# Problem set:
1. In the passage about Kates below, what weapon did he carry while standing guard one night outside a civil rights activist's house?
2. List every organization the passage about Kates names, leaving out publications.

While he was a law student at Yale Law School (class of ‘65), he volunteered to do legal work with civil rights activists in Southern states, primarily North Carolina.  Due to the constant threat of violence from local KKK types, Kates illegally carried one of his two revolvers and usually had at least one of his three long guns handy. He recalls one night when he stood guard outside the house of a civil rights activist with his M-1 carbine, finding out only much later of the carbine’s reputation for poor stopping power.

Thankfully he never had to use his weapons and moved on to work for a law firm in New York City headed by the famous trial attorney William Kunstler, a liberal-left activist and self-described radical lawyer. In 1976, Kates wrote an article for Civil Liberties Review titled Why A Civil Libertarian Opposes Gun Control, on the importance of dissenters and political outcasts having access to guns for self-defense.

In the late 1970s, Illinois enacted some very strict gun laws. They were challenged by the NRA, which did not seek advice from Kates, an avowed liberal. The relatively new Second Amendment Foundation asked Kates to research and write an amicus brief challenging the new laws on Second Amendment grounds. They lost the case, but the research was turned into a 1983 Michigan Law Review article which became the seed that started the rebirth of the Second Amendment in legal thinking.

Kates began teaching what he had learned to other legal scholars at a series of seminars.  His work has been cited in so many articles and court opinions that it isn’t possible to list them all. Virtually all of the top legal scholars now support what is considered the standard model of the Second Amendment.

# Information supplied:
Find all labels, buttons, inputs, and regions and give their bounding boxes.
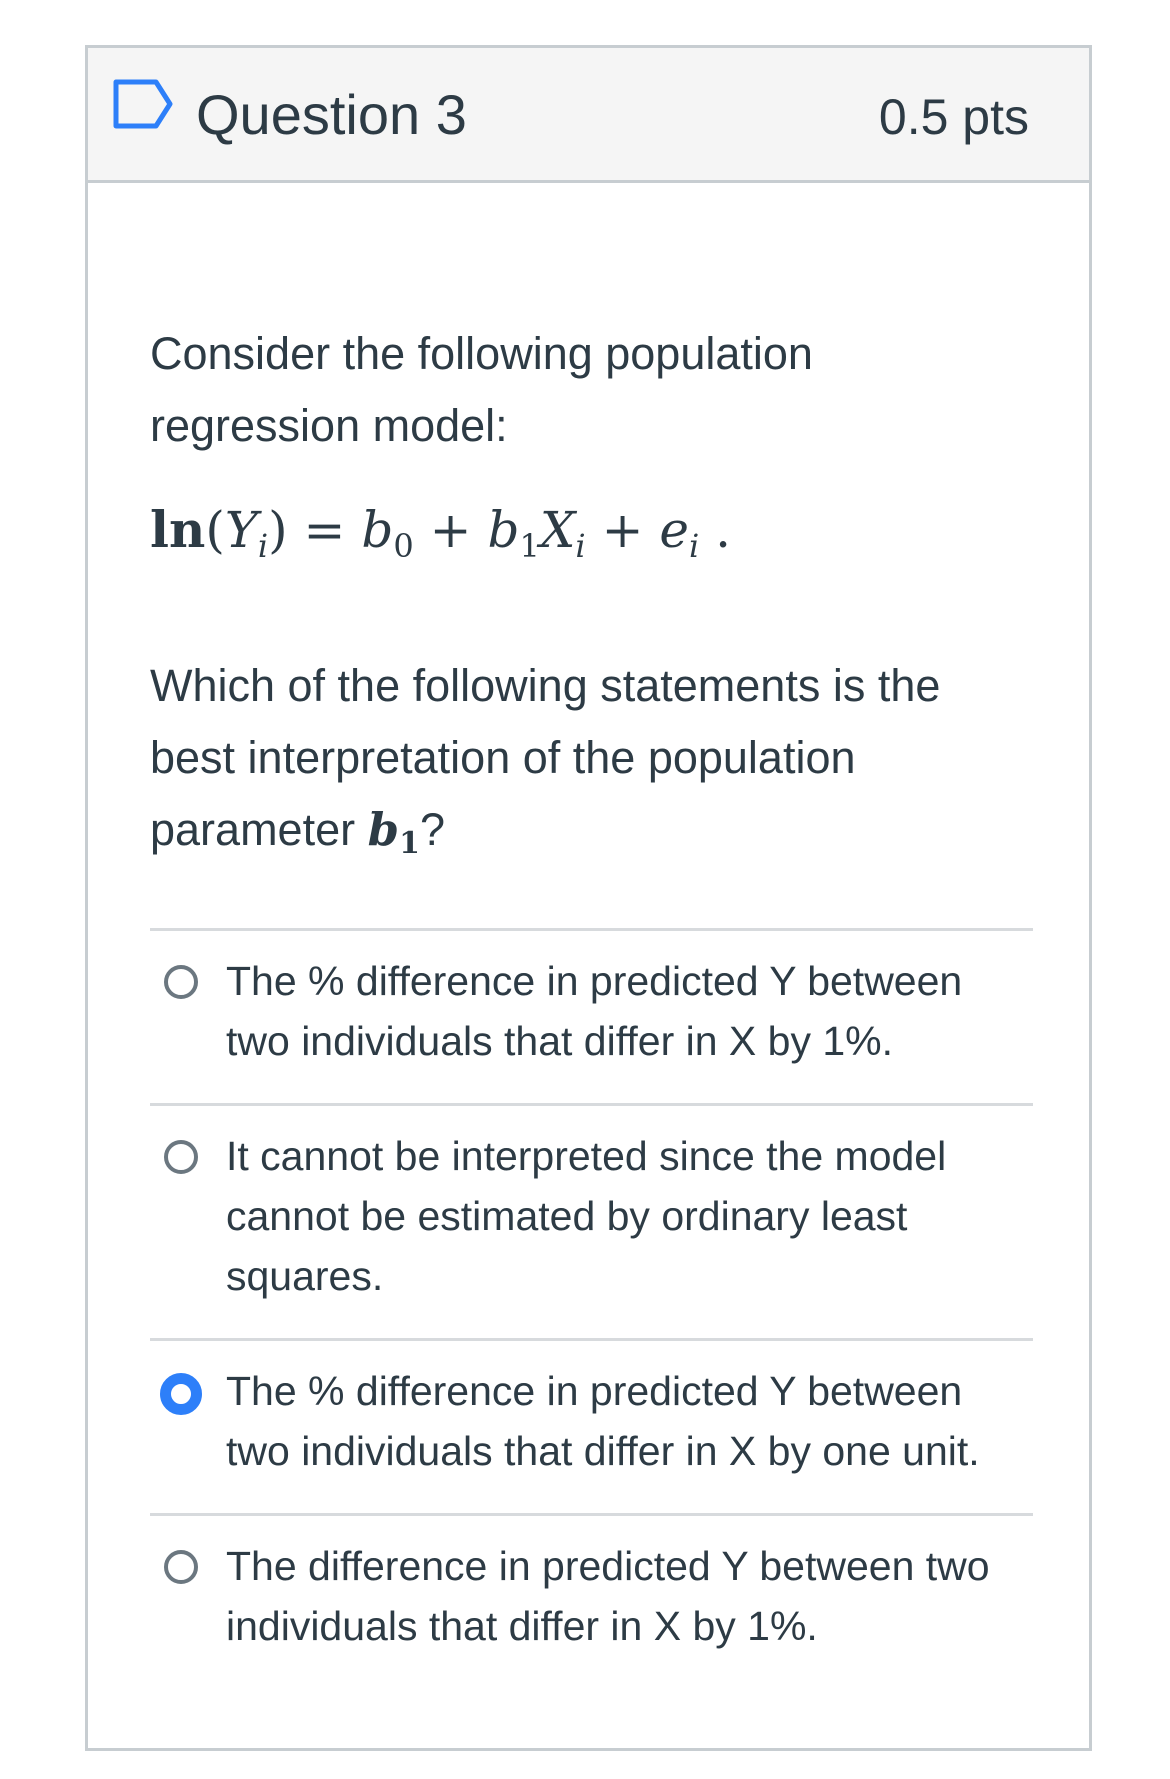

# Results of the tasks:
1. An M-1 carbine.

2. Yale Law School, the KKK, the NRA, the Second Amendment Foundation